§ WORK TO COMPLETE: Take the entries below and return them unchanged.

§ INFORMATION PROVIDED:

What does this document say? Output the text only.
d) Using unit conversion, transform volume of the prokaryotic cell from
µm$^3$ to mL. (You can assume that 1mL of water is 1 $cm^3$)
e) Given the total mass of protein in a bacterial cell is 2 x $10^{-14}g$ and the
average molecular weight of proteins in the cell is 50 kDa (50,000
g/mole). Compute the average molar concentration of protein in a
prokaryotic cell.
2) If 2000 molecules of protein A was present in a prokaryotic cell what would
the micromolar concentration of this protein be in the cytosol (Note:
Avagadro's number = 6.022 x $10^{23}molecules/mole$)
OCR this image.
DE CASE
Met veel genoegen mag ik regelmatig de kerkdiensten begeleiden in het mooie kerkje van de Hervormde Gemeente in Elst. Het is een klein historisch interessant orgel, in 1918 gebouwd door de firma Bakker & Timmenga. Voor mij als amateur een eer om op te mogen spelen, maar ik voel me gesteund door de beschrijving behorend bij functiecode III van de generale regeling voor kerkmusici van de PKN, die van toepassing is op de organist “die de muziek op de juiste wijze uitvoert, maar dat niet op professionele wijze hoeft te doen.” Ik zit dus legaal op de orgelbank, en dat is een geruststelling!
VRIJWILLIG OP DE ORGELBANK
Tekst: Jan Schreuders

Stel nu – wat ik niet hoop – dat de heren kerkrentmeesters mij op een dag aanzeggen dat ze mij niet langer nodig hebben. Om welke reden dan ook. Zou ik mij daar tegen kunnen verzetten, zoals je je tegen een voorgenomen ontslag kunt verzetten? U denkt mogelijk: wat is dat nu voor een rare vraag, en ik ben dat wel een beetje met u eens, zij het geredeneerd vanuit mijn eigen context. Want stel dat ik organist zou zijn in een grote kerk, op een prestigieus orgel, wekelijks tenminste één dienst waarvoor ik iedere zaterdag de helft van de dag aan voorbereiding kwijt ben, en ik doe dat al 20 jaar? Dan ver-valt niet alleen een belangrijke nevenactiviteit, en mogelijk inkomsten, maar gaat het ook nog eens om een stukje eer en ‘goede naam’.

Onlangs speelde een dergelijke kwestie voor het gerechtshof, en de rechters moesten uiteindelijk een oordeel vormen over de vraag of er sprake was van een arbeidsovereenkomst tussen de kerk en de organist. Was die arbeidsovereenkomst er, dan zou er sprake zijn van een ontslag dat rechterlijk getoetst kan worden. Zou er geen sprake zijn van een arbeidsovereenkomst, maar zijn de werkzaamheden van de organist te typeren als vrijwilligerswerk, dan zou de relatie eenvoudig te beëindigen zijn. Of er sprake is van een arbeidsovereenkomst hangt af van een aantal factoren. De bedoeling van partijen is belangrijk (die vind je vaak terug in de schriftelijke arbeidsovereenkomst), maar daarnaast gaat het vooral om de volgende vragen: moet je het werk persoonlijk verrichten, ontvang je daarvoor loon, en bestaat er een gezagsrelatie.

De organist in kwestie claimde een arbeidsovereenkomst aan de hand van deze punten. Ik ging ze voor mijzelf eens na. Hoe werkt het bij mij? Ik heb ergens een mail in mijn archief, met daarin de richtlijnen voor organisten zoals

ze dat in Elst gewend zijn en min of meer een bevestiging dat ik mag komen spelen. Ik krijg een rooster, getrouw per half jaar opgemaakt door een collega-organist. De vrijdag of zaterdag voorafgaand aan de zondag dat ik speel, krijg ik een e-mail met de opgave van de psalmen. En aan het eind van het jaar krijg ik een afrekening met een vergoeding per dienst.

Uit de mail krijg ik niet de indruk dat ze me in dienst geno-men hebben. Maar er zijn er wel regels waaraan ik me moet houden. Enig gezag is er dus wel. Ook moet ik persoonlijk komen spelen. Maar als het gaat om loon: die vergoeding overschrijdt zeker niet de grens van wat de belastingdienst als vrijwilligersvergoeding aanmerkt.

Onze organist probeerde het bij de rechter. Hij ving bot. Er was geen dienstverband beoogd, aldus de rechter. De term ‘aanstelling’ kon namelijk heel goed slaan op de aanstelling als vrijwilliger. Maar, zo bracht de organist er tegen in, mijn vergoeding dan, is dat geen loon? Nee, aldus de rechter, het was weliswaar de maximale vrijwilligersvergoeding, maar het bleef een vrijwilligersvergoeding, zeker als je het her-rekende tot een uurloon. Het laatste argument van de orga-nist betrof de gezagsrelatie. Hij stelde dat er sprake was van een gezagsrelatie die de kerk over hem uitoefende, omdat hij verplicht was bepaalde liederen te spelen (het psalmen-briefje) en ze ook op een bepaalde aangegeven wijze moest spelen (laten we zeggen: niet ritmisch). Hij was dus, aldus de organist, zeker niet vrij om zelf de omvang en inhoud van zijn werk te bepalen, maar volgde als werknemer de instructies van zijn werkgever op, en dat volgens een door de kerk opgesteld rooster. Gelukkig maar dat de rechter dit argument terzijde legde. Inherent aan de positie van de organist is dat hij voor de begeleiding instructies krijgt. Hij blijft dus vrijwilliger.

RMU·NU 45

§ YOUR SOLUTION:
What does this document say? Output the text only.
d) Using unit conversion, transform volume of the prokaryotic cell from
µm$^3$ to mL. (You can assume that 1mL of water is 1 $cm^3$)
e) Given the total mass of protein in a bacterial cell is 2 x $10^{-14}g$ and the
average molecular weight of proteins in the cell is 50 kDa (50,000
g/mole). Compute the average molar concentration of protein in a
prokaryotic cell.
2) If 2000 molecules of protein A was present in a prokaryotic cell what would
the micromolar concentration of this protein be in the cytosol (Note:
Avagadro's number = 6.022 x $10^{23}molecules/mole$)
OCR this image.
DE CASE
Met veel genoegen mag ik regelmatig de kerkdiensten begeleiden in het mooie kerkje van de Hervormde Gemeente in Elst. Het is een klein historisch interessant orgel, in 1918 gebouwd door de firma Bakker & Timmenga. Voor mij als amateur een eer om op te mogen spelen, maar ik voel me gesteund door de beschrijving behorend bij functiecode III van de generale regeling voor kerkmusici van de PKN, die van toepassing is op de organist “die de muziek op de juiste wijze uitvoert, maar dat niet op professionele wijze hoeft te doen.” Ik zit dus legaal op de orgelbank, en dat is een geruststelling!
VRIJWILLIG OP DE ORGELBANK
Tekst: Jan Schreuders

Stel nu – wat ik niet hoop – dat de heren kerkrentmeesters mij op een dag aanzeggen dat ze mij niet langer nodig hebben. Om welke reden dan ook. Zou ik mij daar tegen kunnen verzetten, zoals je je tegen een voorgenomen ontslag kunt verzetten? U denkt mogelijk: wat is dat nu voor een rare vraag, en ik ben dat wel een beetje met u eens, zij het geredeneerd vanuit mijn eigen context. Want stel dat ik organist zou zijn in een grote kerk, op een prestigieus orgel, wekelijks tenminste één dienst waarvoor ik iedere zaterdag de helft van de dag aan voorbereiding kwijt ben, en ik doe dat al 20 jaar? Dan ver-valt niet alleen een belangrijke nevenactiviteit, en mogelijk inkomsten, maar gaat het ook nog eens om een stukje eer en ‘goede naam’.

Onlangs speelde een dergelijke kwestie voor het gerechtshof, en de rechters moesten uiteindelijk een oordeel vormen over de vraag of er sprake was van een arbeidsovereenkomst tussen de kerk en de organist. Was die arbeidsovereenkomst er, dan zou er sprake zijn van een ontslag dat rechterlijk getoetst kan worden. Zou er geen sprake zijn van een arbeidsovereenkomst, maar zijn de werkzaamheden van de organist te typeren als vrijwilligerswerk, dan zou de relatie eenvoudig te beëindigen zijn. Of er sprake is van een arbeidsovereenkomst hangt af van een aantal factoren. De bedoeling van partijen is belangrijk (die vind je vaak terug in de schriftelijke arbeidsovereenkomst), maar daarnaast gaat het vooral om de volgende vragen: moet je het werk persoonlijk verrichten, ontvang je daarvoor loon, en bestaat er een gezagsrelatie.

De organist in kwestie claimde een arbeidsovereenkomst aan de hand van deze punten. Ik ging ze voor mijzelf eens na. Hoe werkt het bij mij? Ik heb ergens een mail in mijn archief, met daarin de richtlijnen voor organisten zoals

ze dat in Elst gewend zijn en min of meer een bevestiging dat ik mag komen spelen. Ik krijg een rooster, getrouw per half jaar opgemaakt door een collega-organist. De vrijdag of zaterdag voorafgaand aan de zondag dat ik speel, krijg ik een e-mail met de opgave van de psalmen. En aan het eind van het jaar krijg ik een afrekening met een vergoeding per dienst.

Uit de mail krijg ik niet de indruk dat ze me in dienst geno-men hebben. Maar er zijn er wel regels waaraan ik me moet houden. Enig gezag is er dus wel. Ook moet ik persoonlijk komen spelen. Maar als het gaat om loon: die vergoeding overschrijdt zeker niet de grens van wat de belastingdienst als vrijwilligersvergoeding aanmerkt.

Onze organist probeerde het bij de rechter. Hij ving bot. Er was geen dienstverband beoogd, aldus de rechter. De term ‘aanstelling’ kon namelijk heel goed slaan op de aanstelling als vrijwilliger. Maar, zo bracht de organist er tegen in, mijn vergoeding dan, is dat geen loon? Nee, aldus de rechter, het was weliswaar de maximale vrijwilligersvergoeding, maar het bleef een vrijwilligersvergoeding, zeker als je het her-rekende tot een uurloon. Het laatste argument van de orga-nist betrof de gezagsrelatie. Hij stelde dat er sprake was van een gezagsrelatie die de kerk over hem uitoefende, omdat hij verplicht was bepaalde liederen te spelen (het psalmen-briefje) en ze ook op een bepaalde aangegeven wijze moest spelen (laten we zeggen: niet ritmisch). Hij was dus, aldus de organist, zeker niet vrij om zelf de omvang en inhoud van zijn werk te bepalen, maar volgde als werknemer de instructies van zijn werkgever op, en dat volgens een door de kerk opgesteld rooster. Gelukkig maar dat de rechter dit argument terzijde legde. Inherent aan de positie van de organist is dat hij voor de begeleiding instructies krijgt. Hij blijft dus vrijwilliger.

RMU·NU 45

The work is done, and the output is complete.